FIG. 7 is a perspective view of an artificial nail remover
according to an embodiment of the invention being used to remove an
artificial nail from a person's natural nail.
FIG. 8 is a perspective view of the artificial nail remover shown
in FIG. 7, wherein the artificial nail has been removed from the
natural nail.
FIG. 9 is an end view of the artificial nail remover shown in FIGS.
7 and 8.
DETAILED DESCRIPTION OF THE DRAWINGS
Turning now in detail to the drawings, the artificial nail remover
10 shown in FIG. 1 is an instrument for removing artificial nails
from a natural nail, such as, for example a human fingernail or
toenail. Artificial nail remover 10 includes a mount structure 2 of
non-conductive material that has an inner cavity containing most of
the other components of the nail remover 10 including a control
unit 22, a sonotrode 15, and a power source 28. A face or cover of
the mount structure 2 is removed in this view so that the inner
components are visible. Sonotrode 15 shown includes stacked
piezoelectric transducers 12, an extension 14 of piezoelectric
transducers 12, and an inertial mass 16. The combination of a
control unit 22 and a sonotrode 15 can together form an ultrasonic
sound wave generator 17 (shown in FIG. 3).
Transducers 12 can be made of piezoelectric material such as those
sold, for example, by Philips (Eindhoven NL) under the reference
4322 020 0659. Transducers 12 can be coated on their flat faces
with a layer of conductive material that has the function of an
electrode. Transducers 12 can be connected in parallel and
connected to the power unit by a conductor and by the electrical
earth.
Tip 4 is shaped like an artificial nail worn by a user (i.e. has
the shape of a natural nail, such as a human fingernail or toenail)
except that tip 4 may include a point 1 as its leading edge where
the tip converges. For example, as shown in FIG. 9, tip 4 may have
a curved profile which approximates the contour or curvature of the
artificial nail and/or natural nail. Tip 4 may be made from a
flexible metal material or any other material suitable for removing
an artificial nail from a natural nail.

Exercise ▸
Copy the artificial nail remover description in full, word for word. The material is not needed for this.

Information provided ▸

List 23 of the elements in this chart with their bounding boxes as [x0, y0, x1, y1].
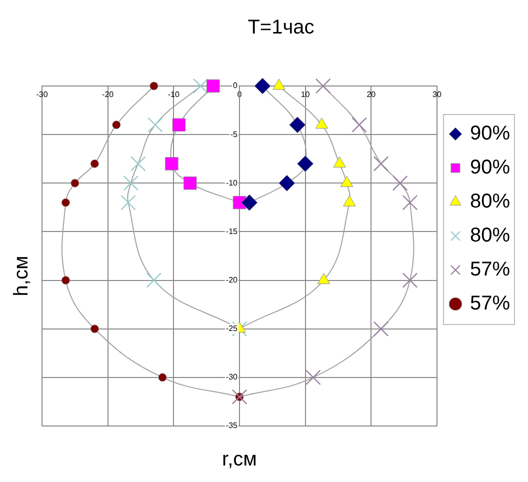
y-tick-label: -25 [226, 324, 238, 334]
x-tick-label: -30 [36, 90, 48, 100]
y-tick-label: -5 [230, 130, 238, 139]
y-tick-label: -35 [226, 421, 238, 430]
legend-label: 90% [470, 156, 510, 179]
y-tick-label: -30 [226, 372, 238, 382]
x-tick-label: 10 [300, 90, 310, 100]
y-tick-label: 0 [233, 81, 238, 90]
y-tick-label: -10 [226, 178, 238, 188]
x-tick-label: 30 [432, 90, 442, 100]
legend-label: 57% [470, 292, 510, 315]
chart-title: T=1час [248, 16, 314, 39]
y-tick-label: -20 [226, 275, 238, 284]
x-tick-label: -20 [102, 90, 114, 100]
legend-label: 90% [470, 122, 510, 145]
legend-label: 57% [470, 258, 510, 281]
y-axis-title: h,см [10, 256, 33, 296]
legend-label: 80% [470, 224, 510, 247]
legend-label: 80% [470, 190, 510, 213]
y-tick-label: -15 [226, 226, 238, 236]
x-tick-label: -10 [168, 90, 180, 100]
x-axis-title: r,см [222, 448, 257, 471]
x-tick-label: 20 [366, 90, 376, 100]
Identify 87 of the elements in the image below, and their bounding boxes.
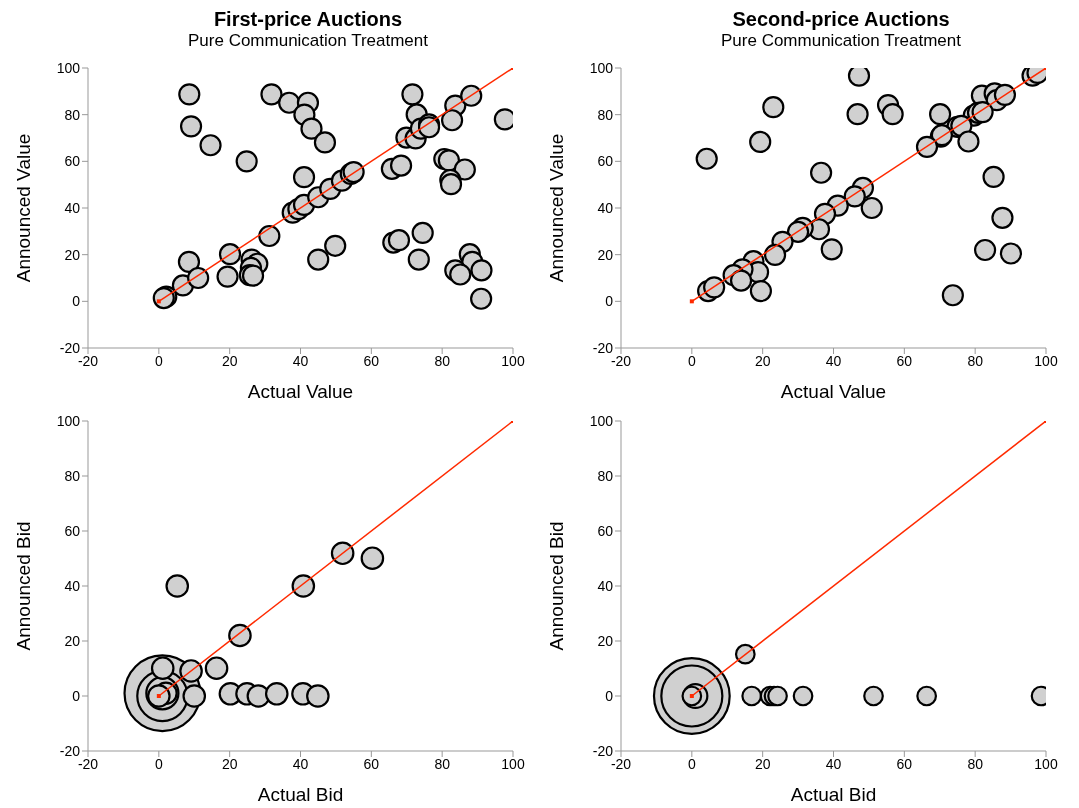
y-axis-title: Announced Value [545, 133, 567, 283]
x-axis-title: Actual Bid [257, 784, 344, 805]
x-tick-label: 0 [154, 352, 163, 369]
point [999, 242, 1023, 265]
y-tick-label: 40 [597, 199, 614, 216]
y-tick-label: -20 [592, 742, 614, 759]
x-axis-title: Actual Bid [790, 784, 877, 805]
y-tick-label: 100 [56, 412, 81, 429]
x-tick-label: 20 [754, 755, 771, 772]
y-tick-label: 20 [597, 246, 614, 263]
x-tick-label: 0 [687, 352, 696, 369]
point [860, 196, 883, 220]
y-tick-label: 100 [589, 412, 614, 429]
x-axis-title: Actual Value [247, 381, 354, 402]
x-tick-label: 20 [221, 755, 238, 772]
chart-subtitle: Pure Communication Treatment [187, 31, 429, 51]
y-tick-label: 40 [597, 577, 614, 594]
point [941, 284, 964, 307]
y-tick-label: 80 [64, 106, 81, 123]
x-tick-label: 100 [1034, 755, 1058, 772]
x-tick-label: 100 [1034, 352, 1058, 369]
point [973, 238, 997, 262]
point [982, 165, 1005, 189]
x-tick-label: 40 [825, 352, 842, 369]
point [847, 68, 871, 87]
point [929, 103, 952, 126]
point [703, 276, 726, 299]
y-tick-label: 60 [64, 153, 81, 170]
y-tick-label: 80 [597, 467, 614, 484]
y-tick-label: -20 [592, 339, 614, 356]
y-tick-label: 40 [64, 577, 81, 594]
x-tick-label: 80 [967, 352, 984, 369]
chart-title: First-price Auctions [212, 8, 404, 31]
y-tick-label: -20 [59, 339, 81, 356]
x-tick-label: 60 [363, 755, 380, 772]
point [846, 103, 869, 126]
point [991, 206, 1014, 229]
y-tick-label: 60 [597, 522, 614, 539]
point [881, 103, 904, 126]
point [749, 279, 772, 303]
y-tick-label: 100 [589, 59, 614, 76]
x-tick-label: 0 [154, 755, 163, 772]
chart-subtitle: Pure Communication Treatment [720, 31, 962, 51]
y-tick-label: 0 [605, 687, 614, 704]
y-tick-label: 0 [605, 293, 614, 310]
x-tick-label: 60 [896, 352, 913, 369]
y-axis-title: Announced Value [12, 133, 34, 283]
x-tick-label: 0 [687, 755, 696, 772]
y-tick-label: 0 [72, 293, 81, 310]
point [695, 147, 718, 170]
point [915, 135, 939, 158]
y-tick-label: 100 [56, 59, 81, 76]
chart-title: Second-price Auctions [731, 8, 951, 31]
x-tick-label: 100 [501, 352, 525, 369]
point [763, 243, 787, 266]
y-tick-label: 80 [597, 106, 614, 123]
y-tick-label: 0 [72, 687, 81, 704]
y-tick-label: 20 [64, 246, 81, 263]
x-tick-label: 40 [292, 352, 309, 369]
y-axis-title: Announced Bid [12, 521, 34, 651]
x-tick-label: 60 [363, 352, 380, 369]
y-tick-label: 60 [597, 153, 614, 170]
y-tick-label: 40 [64, 199, 81, 216]
x-tick-label: 40 [292, 755, 309, 772]
y-axis-title: Announced Bid [545, 521, 567, 651]
x-tick-label: 20 [221, 352, 238, 369]
y-tick-label: 80 [64, 467, 81, 484]
y-tick-label: -20 [59, 742, 81, 759]
y-tick-label: 20 [64, 632, 81, 649]
x-axis-title: Actual Value [780, 381, 887, 402]
x-tick-label: 20 [754, 352, 771, 369]
x-tick-label: 40 [825, 755, 842, 772]
point [810, 161, 833, 184]
x-tick-label: 100 [501, 755, 525, 772]
point [762, 96, 785, 119]
x-tick-label: 80 [434, 352, 451, 369]
point [749, 130, 772, 154]
point [971, 101, 994, 124]
point [820, 238, 843, 261]
x-tick-label: 80 [434, 755, 451, 772]
point [689, 299, 694, 304]
x-tick-label: 80 [967, 755, 984, 772]
y-tick-label: 20 [597, 632, 614, 649]
point [957, 130, 980, 153]
x-tick-label: 60 [896, 755, 913, 772]
y-tick-label: 60 [64, 522, 81, 539]
point [729, 269, 753, 292]
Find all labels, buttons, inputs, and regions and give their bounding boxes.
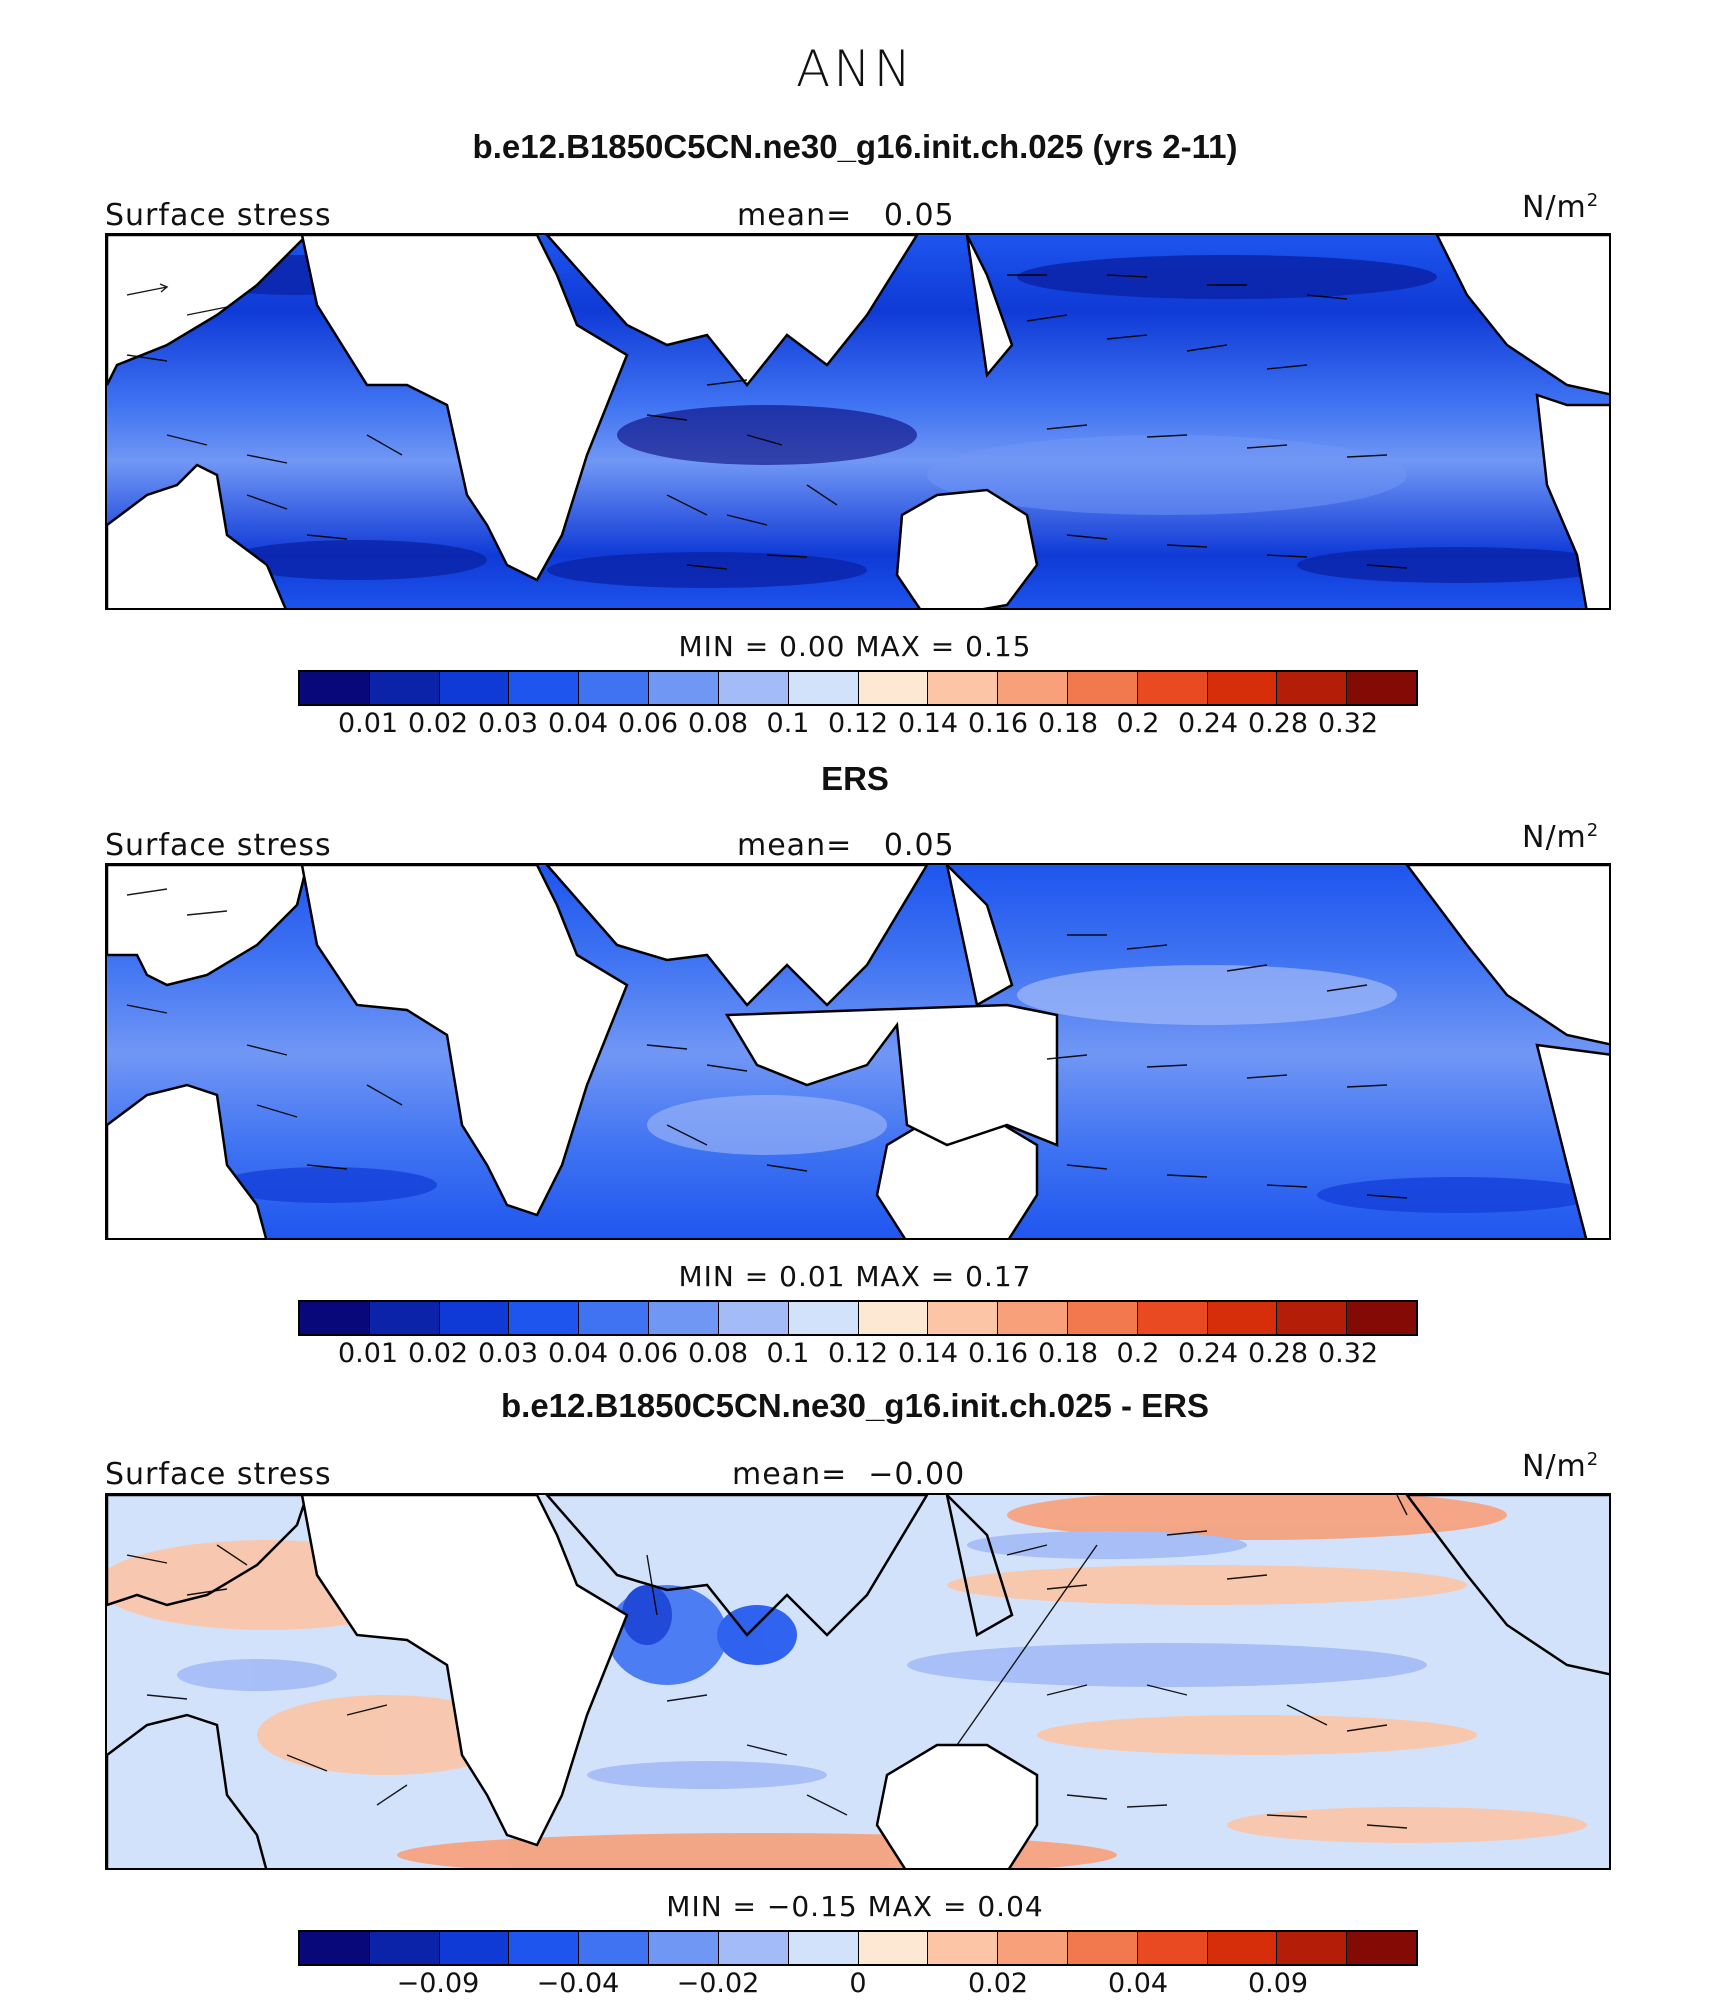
panel-1-units: N/m2: [1522, 190, 1600, 225]
tick-label: 0.01: [337, 1338, 399, 1369]
panel-2-colorbar-ticks: 0.01 0.02 0.03 0.04 0.06 0.08 0.1 0.12 0…: [298, 1338, 1418, 1372]
panel-2-variable-label: Surface stress: [105, 828, 332, 863]
tick-label: 0.03: [477, 708, 539, 739]
wind-vectors: [126, 274, 1408, 570]
tick-label: 0.04: [1107, 1968, 1169, 1999]
tick-label: 0.12: [827, 708, 889, 739]
tick-label: 0.14: [897, 1338, 959, 1369]
tick-label: 0.28: [1247, 708, 1309, 739]
tick-label: 0.06: [617, 1338, 679, 1369]
panel-1-variable-label: Surface stress: [105, 198, 332, 233]
panel-1-colorbar-ticks: 0.01 0.02 0.03 0.04 0.06 0.08 0.1 0.12 0…: [298, 708, 1418, 742]
figure-title: ANN: [795, 40, 914, 98]
land: [107, 1495, 1609, 1868]
tick-label: 0.2: [1116, 1338, 1160, 1369]
tick-label: 0.09: [1247, 1968, 1309, 1999]
land: [107, 865, 1609, 1238]
panel-2-minmax: MIN = 0.01 MAX = 0.17: [678, 1260, 1032, 1293]
panel-3-map: [105, 1493, 1611, 1870]
tick-label: 0.24: [1177, 708, 1239, 739]
tick-label: 0.24: [1177, 1338, 1239, 1369]
tick-label: 0.04: [547, 1338, 609, 1369]
panel-3-colorbar: [298, 1930, 1418, 1966]
tick-label: 0.1: [766, 1338, 810, 1369]
land: [107, 235, 1609, 608]
tick-label: 0.1: [766, 708, 810, 739]
panel-1-minmax: MIN = 0.00 MAX = 0.15: [678, 630, 1032, 663]
panel-1-title: b.e12.B1850C5CN.ne30_g16.init.ch.025 (yr…: [472, 128, 1238, 165]
tick-label: 0.08: [687, 1338, 749, 1369]
tick-label: 0.32: [1317, 708, 1379, 739]
tick-label: 0.18: [1037, 1338, 1099, 1369]
tick-label: 0: [849, 1968, 867, 1999]
tick-label: 0.16: [967, 708, 1029, 739]
tick-label: 0.12: [827, 1338, 889, 1369]
tick-label: 0.04: [547, 708, 609, 739]
tick-label: 0.28: [1247, 1338, 1309, 1369]
tick-label: 0.32: [1317, 1338, 1379, 1369]
tick-label: 0.02: [407, 1338, 469, 1369]
panel-2-units: N/m2: [1522, 820, 1600, 855]
panel-3-colorbar-ticks: −0.09 −0.04 −0.02 0 0.02 0.04 0.09: [298, 1968, 1418, 2002]
tick-label: 0.02: [407, 708, 469, 739]
panel-1-mean: mean= 0.05: [737, 198, 955, 233]
panel-2-map: [105, 863, 1611, 1240]
tick-label: 0.06: [617, 708, 679, 739]
tick-label: 0.08: [687, 708, 749, 739]
tick-label: −0.09: [396, 1968, 480, 1999]
tick-label: 0.18: [1037, 708, 1099, 739]
tick-label: 0.01: [337, 708, 399, 739]
tick-label: 0.03: [477, 1338, 539, 1369]
panel-2-title: ERS: [821, 760, 889, 797]
panel-3-title: b.e12.B1850C5CN.ne30_g16.init.ch.025 - E…: [501, 1387, 1209, 1424]
panel-1-map: [105, 233, 1611, 610]
panel-3-variable-label: Surface stress: [105, 1457, 332, 1492]
panel-1-colorbar: [298, 670, 1418, 706]
panel-2-colorbar: [298, 1300, 1418, 1336]
tick-label: −0.04: [536, 1968, 620, 1999]
panel-3-minmax: MIN = −0.15 MAX = 0.04: [666, 1890, 1044, 1923]
tick-label: 0.14: [897, 708, 959, 739]
panel-3-units: N/m2: [1522, 1449, 1600, 1484]
tick-label: −0.02: [676, 1968, 760, 1999]
tick-label: 0.16: [967, 1338, 1029, 1369]
tick-label: 0.2: [1116, 708, 1160, 739]
panel-3-mean: mean= −0.00: [732, 1457, 966, 1492]
panel-2-mean: mean= 0.05: [737, 828, 955, 863]
tick-label: 0.02: [967, 1968, 1029, 1999]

Exercise solution ▸
FIG. 7 is a perspective view of an artificial nail remover
according to an embodiment of the invention being used to remove an
artificial nail from a person's natural nail.
FIG. 8 is a perspective view of the artificial nail remover shown
in FIG. 7, wherein the artificial nail has been removed from the
natural nail.
FIG. 9 is an end view of the artificial nail remover shown in FIGS.
7 and 8.
DETAILED DESCRIPTION OF THE DRAWINGS
Turning now in detail to the drawings, the artificial nail remover
10 shown in FIG. 1 is an instrument for removing artificial nails
from a natural nail, such as, for example a human fingernail or
toenail. Artificial nail remover 10 includes a mount structure 2 of
non-conductive material that has an inner cavity containing most of
the other components of the nail remover 10 including a control
unit 22, a sonotrode 15, and a power source 28. A face or cover of
the mount structure 2 is removed in this view so that the inner
components are visible. Sonotrode 15 shown includes stacked
piezoelectric transducers 12, an extension 14 of piezoelectric
transducers 12, and an inertial mass 16. The combination of a
control unit 22 and a sonotrode 15 can together form an ultrasonic
sound wave generator 17 (shown in FIG. 3).
Transducers 12 can be made of piezoelectric material such as those
sold, for example, by Philips (Eindhoven NL) under the reference
4322 020 0659. Transducers 12 can be coated on their flat faces
with a layer of conductive material that has the function of an
electrode. Transducers 12 can be connected in parallel and
connected to the power unit by a conductor and by the electrical
earth.
Tip 4 is shaped like an artificial nail worn by a user (i.e. has
the shape of a natural nail, such as a human fingernail or toenail)
except that tip 4 may include a point 1 as its leading edge where
the tip converges. For example, as shown in FIG. 9, tip 4 may have
a curved profile which approximates the contour or curvature of the
artificial nail and/or natural nail. Tip 4 may be made from a
flexible metal material or any other material suitable for removing
an artificial nail from a natural nail.